### Exercise objective
Every record must be repeated exactly, with no omission.

### Records for the task

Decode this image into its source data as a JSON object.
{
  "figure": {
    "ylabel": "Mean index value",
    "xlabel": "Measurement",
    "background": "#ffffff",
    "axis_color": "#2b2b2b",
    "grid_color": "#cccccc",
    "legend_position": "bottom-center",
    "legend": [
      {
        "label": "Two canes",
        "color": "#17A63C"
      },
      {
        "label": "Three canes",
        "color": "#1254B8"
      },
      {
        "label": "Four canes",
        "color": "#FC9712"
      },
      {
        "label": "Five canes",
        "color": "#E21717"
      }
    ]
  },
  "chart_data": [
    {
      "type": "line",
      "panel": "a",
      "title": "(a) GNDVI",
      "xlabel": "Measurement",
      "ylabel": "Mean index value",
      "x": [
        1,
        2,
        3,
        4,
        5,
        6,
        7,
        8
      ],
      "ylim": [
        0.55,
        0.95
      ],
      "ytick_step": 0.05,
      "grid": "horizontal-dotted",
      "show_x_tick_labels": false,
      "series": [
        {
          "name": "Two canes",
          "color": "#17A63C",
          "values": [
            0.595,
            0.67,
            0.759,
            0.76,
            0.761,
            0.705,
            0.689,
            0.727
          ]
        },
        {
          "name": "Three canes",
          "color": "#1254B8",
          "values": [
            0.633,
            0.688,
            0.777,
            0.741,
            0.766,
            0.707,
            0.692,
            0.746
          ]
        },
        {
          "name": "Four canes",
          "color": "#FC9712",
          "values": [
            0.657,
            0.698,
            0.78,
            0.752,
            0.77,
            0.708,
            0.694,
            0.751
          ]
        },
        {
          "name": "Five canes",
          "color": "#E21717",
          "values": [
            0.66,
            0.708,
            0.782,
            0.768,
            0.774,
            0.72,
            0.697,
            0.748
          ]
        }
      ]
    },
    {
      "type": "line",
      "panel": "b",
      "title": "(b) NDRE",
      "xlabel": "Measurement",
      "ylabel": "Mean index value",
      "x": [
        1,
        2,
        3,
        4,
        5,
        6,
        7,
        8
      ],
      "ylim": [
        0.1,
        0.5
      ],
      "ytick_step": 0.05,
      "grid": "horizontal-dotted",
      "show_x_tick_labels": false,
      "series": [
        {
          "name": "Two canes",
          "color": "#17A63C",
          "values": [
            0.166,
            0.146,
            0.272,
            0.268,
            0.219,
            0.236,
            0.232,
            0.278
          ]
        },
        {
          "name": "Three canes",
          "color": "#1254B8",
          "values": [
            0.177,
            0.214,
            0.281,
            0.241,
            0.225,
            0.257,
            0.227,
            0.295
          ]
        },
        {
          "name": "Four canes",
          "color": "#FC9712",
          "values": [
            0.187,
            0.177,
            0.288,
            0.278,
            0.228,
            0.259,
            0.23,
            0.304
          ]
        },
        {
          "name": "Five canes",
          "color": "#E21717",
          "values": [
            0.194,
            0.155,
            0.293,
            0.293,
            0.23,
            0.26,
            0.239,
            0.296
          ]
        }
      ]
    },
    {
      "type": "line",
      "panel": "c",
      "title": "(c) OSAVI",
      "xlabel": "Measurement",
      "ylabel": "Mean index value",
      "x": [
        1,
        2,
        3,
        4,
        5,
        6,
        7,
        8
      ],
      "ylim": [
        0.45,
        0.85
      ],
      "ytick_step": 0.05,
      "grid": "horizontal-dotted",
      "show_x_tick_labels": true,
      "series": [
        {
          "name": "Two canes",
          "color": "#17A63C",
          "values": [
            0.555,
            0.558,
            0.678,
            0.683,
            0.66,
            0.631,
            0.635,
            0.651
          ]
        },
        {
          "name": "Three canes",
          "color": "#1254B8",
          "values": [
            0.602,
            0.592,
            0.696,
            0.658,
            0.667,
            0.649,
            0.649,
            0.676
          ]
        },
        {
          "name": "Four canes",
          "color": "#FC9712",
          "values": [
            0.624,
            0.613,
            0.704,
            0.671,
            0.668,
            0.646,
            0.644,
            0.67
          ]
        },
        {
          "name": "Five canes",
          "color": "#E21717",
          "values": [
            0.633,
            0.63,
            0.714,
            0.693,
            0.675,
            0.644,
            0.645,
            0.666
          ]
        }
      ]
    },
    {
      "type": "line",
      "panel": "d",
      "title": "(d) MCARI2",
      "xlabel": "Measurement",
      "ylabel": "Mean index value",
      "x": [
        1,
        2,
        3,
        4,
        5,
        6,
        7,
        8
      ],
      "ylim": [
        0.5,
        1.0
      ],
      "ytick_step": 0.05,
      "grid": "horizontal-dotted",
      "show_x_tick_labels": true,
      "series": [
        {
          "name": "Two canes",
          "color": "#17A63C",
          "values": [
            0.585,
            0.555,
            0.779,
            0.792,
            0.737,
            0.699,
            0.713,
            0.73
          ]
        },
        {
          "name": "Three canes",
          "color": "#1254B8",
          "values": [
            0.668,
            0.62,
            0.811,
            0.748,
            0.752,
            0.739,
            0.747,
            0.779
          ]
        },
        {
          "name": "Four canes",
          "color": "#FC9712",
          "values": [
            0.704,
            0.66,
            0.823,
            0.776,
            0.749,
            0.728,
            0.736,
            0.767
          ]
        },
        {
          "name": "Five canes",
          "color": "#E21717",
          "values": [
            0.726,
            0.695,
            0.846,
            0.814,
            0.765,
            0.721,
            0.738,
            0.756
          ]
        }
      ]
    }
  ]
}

### Output of the task
Decode this image into its source data as a JSON object.
{
  "figure": {
    "ylabel": "Mean index value",
    "xlabel": "Measurement",
    "background": "#ffffff",
    "axis_color": "#2b2b2b",
    "grid_color": "#cccccc",
    "legend_position": "bottom-center",
    "legend": [
      {
        "label": "Two canes",
        "color": "#17A63C"
      },
      {
        "label": "Three canes",
        "color": "#1254B8"
      },
      {
        "label": "Four canes",
        "color": "#FC9712"
      },
      {
        "label": "Five canes",
        "color": "#E21717"
      }
    ]
  },
  "chart_data": [
    {
      "type": "line",
      "panel": "a",
      "title": "(a) GNDVI",
      "xlabel": "Measurement",
      "ylabel": "Mean index value",
      "x": [
        1,
        2,
        3,
        4,
        5,
        6,
        7,
        8
      ],
      "ylim": [
        0.55,
        0.95
      ],
      "ytick_step": 0.05,
      "grid": "horizontal-dotted",
      "show_x_tick_labels": false,
      "series": [
        {
          "name": "Two canes",
          "color": "#17A63C",
          "values": [
            0.595,
            0.67,
            0.759,
            0.76,
            0.761,
            0.705,
            0.689,
            0.727
          ]
        },
        {
          "name": "Three canes",
          "color": "#1254B8",
          "values": [
            0.633,
            0.688,
            0.777,
            0.741,
            0.766,
            0.707,
            0.692,
            0.746
          ]
        },
        {
          "name": "Four canes",
          "color": "#FC9712",
          "values": [
            0.657,
            0.698,
            0.78,
            0.752,
            0.77,
            0.708,
            0.694,
            0.751
          ]
        },
        {
          "name": "Five canes",
          "color": "#E21717",
          "values": [
            0.66,
            0.708,
            0.782,
            0.768,
            0.774,
            0.72,
            0.697,
            0.748
          ]
        }
      ]
    },
    {
      "type": "line",
      "panel": "b",
      "title": "(b) NDRE",
      "xlabel": "Measurement",
      "ylabel": "Mean index value",
      "x": [
        1,
        2,
        3,
        4,
        5,
        6,
        7,
        8
      ],
      "ylim": [
        0.1,
        0.5
      ],
      "ytick_step": 0.05,
      "grid": "horizontal-dotted",
      "show_x_tick_labels": false,
      "series": [
        {
          "name": "Two canes",
          "color": "#17A63C",
          "values": [
            0.166,
            0.146,
            0.272,
            0.268,
            0.219,
            0.236,
            0.232,
            0.278
          ]
        },
        {
          "name": "Three canes",
          "color": "#1254B8",
          "values": [
            0.177,
            0.214,
            0.281,
            0.241,
            0.225,
            0.257,
            0.227,
            0.295
          ]
        },
        {
          "name": "Four canes",
          "color": "#FC9712",
          "values": [
            0.187,
            0.177,
            0.288,
            0.278,
            0.228,
            0.259,
            0.23,
            0.304
          ]
        },
        {
          "name": "Five canes",
          "color": "#E21717",
          "values": [
            0.194,
            0.155,
            0.293,
            0.293,
            0.23,
            0.26,
            0.239,
            0.296
          ]
        }
      ]
    },
    {
      "type": "line",
      "panel": "c",
      "title": "(c) OSAVI",
      "xlabel": "Measurement",
      "ylabel": "Mean index value",
      "x": [
        1,
        2,
        3,
        4,
        5,
        6,
        7,
        8
      ],
      "ylim": [
        0.45,
        0.85
      ],
      "ytick_step": 0.05,
      "grid": "horizontal-dotted",
      "show_x_tick_labels": true,
      "series": [
        {
          "name": "Two canes",
          "color": "#17A63C",
          "values": [
            0.555,
            0.558,
            0.678,
            0.683,
            0.66,
            0.631,
            0.635,
            0.651
          ]
        },
        {
          "name": "Three canes",
          "color": "#1254B8",
          "values": [
            0.602,
            0.592,
            0.696,
            0.658,
            0.667,
            0.649,
            0.649,
            0.676
          ]
        },
        {
          "name": "Four canes",
          "color": "#FC9712",
          "values": [
            0.624,
            0.613,
            0.704,
            0.671,
            0.668,
            0.646,
            0.644,
            0.67
          ]
        },
        {
          "name": "Five canes",
          "color": "#E21717",
          "values": [
            0.633,
            0.63,
            0.714,
            0.693,
            0.675,
            0.644,
            0.645,
            0.666
          ]
        }
      ]
    },
    {
      "type": "line",
      "panel": "d",
      "title": "(d) MCARI2",
      "xlabel": "Measurement",
      "ylabel": "Mean index value",
      "x": [
        1,
        2,
        3,
        4,
        5,
        6,
        7,
        8
      ],
      "ylim": [
        0.5,
        1.0
      ],
      "ytick_step": 0.05,
      "grid": "horizontal-dotted",
      "show_x_tick_labels": true,
      "series": [
        {
          "name": "Two canes",
          "color": "#17A63C",
          "values": [
            0.585,
            0.555,
            0.779,
            0.792,
            0.737,
            0.699,
            0.713,
            0.73
          ]
        },
        {
          "name": "Three canes",
          "color": "#1254B8",
          "values": [
            0.668,
            0.62,
            0.811,
            0.748,
            0.752,
            0.739,
            0.747,
            0.779
          ]
        },
        {
          "name": "Four canes",
          "color": "#FC9712",
          "values": [
            0.704,
            0.66,
            0.823,
            0.776,
            0.749,
            0.728,
            0.736,
            0.767
          ]
        },
        {
          "name": "Five canes",
          "color": "#E21717",
          "values": [
            0.726,
            0.695,
            0.846,
            0.814,
            0.765,
            0.721,
            0.738,
            0.756
          ]
        }
      ]
    }
  ]
}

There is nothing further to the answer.